■ What to work on ■
Show every line that has the string "presidents" in it.
─── Records shown ───
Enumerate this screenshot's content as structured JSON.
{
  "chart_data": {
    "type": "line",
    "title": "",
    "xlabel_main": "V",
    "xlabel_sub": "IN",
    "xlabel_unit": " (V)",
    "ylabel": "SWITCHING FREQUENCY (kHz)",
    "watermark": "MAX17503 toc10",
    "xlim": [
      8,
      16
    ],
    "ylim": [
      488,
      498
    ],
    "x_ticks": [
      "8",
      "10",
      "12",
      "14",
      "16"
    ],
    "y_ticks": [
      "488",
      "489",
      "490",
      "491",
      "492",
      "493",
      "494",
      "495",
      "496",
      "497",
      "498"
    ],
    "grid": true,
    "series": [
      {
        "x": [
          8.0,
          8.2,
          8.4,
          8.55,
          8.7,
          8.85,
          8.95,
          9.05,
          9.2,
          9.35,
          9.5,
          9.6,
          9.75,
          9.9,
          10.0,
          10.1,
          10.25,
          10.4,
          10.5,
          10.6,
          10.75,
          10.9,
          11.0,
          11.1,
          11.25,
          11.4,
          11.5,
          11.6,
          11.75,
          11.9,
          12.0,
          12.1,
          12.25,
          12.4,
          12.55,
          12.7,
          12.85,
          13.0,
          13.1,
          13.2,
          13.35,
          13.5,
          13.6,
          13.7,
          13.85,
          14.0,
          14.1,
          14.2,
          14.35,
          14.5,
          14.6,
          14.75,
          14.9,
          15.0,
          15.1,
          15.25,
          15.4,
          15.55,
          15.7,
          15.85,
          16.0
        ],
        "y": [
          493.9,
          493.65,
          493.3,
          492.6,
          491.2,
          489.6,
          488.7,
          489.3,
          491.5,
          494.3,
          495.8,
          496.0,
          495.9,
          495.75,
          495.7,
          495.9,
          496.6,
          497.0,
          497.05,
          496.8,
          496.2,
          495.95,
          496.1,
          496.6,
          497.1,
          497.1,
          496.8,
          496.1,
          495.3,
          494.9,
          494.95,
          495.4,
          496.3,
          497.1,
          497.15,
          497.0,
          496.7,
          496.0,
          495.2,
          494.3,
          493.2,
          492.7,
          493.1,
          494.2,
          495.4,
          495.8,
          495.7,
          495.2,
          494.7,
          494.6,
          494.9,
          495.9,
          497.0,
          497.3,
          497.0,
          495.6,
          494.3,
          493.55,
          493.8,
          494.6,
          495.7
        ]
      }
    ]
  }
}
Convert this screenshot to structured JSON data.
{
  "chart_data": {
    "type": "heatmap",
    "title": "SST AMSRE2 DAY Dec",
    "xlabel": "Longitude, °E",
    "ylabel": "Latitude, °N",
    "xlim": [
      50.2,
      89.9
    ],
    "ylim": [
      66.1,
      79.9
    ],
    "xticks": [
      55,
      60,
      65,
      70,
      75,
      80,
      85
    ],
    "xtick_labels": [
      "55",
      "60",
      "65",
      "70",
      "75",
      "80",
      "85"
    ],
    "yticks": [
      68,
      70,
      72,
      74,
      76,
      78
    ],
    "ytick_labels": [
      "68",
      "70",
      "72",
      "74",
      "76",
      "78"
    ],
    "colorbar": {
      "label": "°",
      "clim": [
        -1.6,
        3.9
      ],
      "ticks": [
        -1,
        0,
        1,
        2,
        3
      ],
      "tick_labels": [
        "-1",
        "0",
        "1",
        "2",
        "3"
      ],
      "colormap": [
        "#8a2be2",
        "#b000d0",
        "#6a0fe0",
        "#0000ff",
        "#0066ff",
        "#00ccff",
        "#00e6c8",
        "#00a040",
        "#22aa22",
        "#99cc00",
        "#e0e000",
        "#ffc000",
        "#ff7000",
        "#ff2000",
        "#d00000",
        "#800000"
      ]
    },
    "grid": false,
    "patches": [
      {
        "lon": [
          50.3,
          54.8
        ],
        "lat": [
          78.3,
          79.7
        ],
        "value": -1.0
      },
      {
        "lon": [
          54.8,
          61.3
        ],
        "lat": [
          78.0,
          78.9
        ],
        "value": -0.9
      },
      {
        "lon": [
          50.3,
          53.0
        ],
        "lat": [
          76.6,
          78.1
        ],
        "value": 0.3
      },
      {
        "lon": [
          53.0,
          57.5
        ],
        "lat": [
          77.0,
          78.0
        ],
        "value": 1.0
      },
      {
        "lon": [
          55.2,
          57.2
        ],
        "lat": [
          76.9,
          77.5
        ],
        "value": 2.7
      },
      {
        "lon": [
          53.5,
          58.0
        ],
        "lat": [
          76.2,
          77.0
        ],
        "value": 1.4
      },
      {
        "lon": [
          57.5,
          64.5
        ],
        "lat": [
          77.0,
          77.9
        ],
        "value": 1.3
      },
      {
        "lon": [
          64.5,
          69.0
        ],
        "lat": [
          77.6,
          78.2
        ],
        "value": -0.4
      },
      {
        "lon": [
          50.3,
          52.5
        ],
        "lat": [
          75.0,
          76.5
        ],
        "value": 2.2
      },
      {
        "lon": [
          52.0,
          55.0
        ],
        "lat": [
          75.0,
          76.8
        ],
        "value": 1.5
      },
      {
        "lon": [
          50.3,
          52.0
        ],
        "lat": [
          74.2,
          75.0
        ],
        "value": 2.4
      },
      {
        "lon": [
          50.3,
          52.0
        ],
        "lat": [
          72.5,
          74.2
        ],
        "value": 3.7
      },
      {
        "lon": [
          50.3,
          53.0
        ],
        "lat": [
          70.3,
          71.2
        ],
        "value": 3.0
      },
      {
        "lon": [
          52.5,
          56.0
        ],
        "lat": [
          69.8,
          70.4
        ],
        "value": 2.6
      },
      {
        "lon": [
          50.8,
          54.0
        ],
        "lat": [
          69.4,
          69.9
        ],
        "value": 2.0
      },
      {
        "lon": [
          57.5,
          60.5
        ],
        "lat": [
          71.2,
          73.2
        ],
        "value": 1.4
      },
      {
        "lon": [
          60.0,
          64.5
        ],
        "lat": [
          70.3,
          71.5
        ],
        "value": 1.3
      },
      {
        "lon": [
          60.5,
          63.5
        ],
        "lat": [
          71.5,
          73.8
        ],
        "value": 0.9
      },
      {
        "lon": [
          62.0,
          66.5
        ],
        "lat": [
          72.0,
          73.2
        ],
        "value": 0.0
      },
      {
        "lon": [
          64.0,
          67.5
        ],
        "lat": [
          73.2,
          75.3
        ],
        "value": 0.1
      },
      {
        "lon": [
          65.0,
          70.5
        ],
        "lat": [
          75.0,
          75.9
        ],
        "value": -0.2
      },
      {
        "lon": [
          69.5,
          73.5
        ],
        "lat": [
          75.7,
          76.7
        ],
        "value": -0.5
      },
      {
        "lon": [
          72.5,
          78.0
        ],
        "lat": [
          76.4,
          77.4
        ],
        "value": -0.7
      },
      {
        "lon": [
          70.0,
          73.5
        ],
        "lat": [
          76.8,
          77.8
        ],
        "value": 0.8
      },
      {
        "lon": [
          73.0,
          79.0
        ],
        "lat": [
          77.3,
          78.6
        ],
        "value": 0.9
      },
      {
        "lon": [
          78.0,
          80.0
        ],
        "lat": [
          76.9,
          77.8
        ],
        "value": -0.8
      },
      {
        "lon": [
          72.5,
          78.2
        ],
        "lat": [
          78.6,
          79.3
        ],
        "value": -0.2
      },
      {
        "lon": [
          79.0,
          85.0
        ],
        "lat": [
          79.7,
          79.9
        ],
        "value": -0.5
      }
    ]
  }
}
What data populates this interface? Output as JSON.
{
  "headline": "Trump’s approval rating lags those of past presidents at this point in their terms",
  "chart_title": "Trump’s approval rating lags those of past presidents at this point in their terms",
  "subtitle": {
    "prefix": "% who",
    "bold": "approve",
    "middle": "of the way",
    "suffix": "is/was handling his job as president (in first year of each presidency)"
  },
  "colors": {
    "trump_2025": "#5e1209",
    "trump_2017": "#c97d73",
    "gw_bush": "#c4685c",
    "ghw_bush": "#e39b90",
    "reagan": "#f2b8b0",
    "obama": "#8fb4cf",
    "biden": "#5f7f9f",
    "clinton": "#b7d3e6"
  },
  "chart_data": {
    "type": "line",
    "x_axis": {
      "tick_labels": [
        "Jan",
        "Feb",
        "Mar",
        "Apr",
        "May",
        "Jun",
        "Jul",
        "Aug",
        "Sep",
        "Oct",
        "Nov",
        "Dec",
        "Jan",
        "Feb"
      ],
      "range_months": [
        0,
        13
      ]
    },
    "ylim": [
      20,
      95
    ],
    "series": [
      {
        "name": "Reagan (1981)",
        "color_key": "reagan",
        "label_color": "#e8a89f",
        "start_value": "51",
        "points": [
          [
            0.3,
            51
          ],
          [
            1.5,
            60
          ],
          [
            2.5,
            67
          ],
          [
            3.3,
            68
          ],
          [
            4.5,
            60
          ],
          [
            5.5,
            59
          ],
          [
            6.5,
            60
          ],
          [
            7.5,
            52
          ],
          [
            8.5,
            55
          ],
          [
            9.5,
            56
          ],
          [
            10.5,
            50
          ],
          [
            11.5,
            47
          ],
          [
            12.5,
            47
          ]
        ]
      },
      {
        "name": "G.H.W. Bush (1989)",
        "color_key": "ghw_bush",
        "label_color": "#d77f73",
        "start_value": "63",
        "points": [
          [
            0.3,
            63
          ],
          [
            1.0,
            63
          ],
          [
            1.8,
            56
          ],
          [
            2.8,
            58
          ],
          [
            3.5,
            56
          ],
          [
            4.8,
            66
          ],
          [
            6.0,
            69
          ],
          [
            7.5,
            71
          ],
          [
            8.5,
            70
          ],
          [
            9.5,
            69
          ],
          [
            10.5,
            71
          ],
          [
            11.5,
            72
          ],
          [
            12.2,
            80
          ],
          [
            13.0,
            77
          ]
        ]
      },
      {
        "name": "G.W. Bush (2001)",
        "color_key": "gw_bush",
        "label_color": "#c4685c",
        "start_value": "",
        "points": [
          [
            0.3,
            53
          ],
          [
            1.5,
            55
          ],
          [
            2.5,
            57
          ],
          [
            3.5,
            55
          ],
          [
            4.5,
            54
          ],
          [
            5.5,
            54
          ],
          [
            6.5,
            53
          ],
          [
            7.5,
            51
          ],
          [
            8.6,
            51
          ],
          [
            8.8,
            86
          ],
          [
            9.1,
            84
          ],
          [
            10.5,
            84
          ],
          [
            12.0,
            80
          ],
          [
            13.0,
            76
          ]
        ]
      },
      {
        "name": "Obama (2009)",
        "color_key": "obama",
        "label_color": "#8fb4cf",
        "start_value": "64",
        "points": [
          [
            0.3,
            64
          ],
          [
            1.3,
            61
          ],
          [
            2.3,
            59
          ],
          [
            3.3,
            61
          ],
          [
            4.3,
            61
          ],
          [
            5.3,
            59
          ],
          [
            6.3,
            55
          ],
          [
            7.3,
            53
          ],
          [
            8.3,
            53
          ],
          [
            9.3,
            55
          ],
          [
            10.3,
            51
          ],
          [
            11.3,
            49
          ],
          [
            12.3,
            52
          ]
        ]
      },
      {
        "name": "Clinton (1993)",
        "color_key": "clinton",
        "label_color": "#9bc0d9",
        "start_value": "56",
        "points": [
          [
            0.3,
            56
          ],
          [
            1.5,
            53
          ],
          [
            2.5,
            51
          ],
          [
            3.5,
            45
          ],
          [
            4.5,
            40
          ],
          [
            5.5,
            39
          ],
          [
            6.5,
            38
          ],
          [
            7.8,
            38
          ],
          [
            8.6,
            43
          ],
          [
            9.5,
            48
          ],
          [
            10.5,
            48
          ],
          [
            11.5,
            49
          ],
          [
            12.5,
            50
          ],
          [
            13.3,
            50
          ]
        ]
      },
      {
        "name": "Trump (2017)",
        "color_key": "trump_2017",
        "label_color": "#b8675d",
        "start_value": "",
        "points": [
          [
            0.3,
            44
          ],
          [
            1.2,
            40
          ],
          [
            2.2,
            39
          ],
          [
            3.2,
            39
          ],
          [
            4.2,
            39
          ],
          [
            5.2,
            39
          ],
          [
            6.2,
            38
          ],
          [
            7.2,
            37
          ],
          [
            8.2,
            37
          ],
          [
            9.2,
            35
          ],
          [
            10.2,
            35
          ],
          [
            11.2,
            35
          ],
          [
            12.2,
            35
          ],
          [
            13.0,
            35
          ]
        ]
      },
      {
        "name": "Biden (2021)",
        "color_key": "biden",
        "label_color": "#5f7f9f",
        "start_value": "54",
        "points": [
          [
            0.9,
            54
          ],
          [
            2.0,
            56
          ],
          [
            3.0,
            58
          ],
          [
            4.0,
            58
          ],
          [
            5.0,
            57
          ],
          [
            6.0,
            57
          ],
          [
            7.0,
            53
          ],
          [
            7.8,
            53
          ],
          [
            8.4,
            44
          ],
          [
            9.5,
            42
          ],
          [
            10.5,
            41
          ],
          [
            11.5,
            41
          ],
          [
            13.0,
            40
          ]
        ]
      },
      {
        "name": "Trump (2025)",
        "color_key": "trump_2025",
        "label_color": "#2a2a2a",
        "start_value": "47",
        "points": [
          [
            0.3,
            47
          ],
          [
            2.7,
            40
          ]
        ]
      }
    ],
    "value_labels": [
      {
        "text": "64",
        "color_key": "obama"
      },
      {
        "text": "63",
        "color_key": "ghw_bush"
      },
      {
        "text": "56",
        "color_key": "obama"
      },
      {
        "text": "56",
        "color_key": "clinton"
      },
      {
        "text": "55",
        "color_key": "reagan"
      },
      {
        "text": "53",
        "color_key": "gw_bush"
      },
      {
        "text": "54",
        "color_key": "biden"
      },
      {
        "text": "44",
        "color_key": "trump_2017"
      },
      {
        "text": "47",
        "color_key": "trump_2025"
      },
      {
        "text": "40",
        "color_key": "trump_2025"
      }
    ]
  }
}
───
■ Answer to the task ■
  "headline": "Trump’s approval rating lags those of past presidents at this point in their terms",
  "chart_title": "Trump’s approval rating lags those of past presidents at this point in their terms",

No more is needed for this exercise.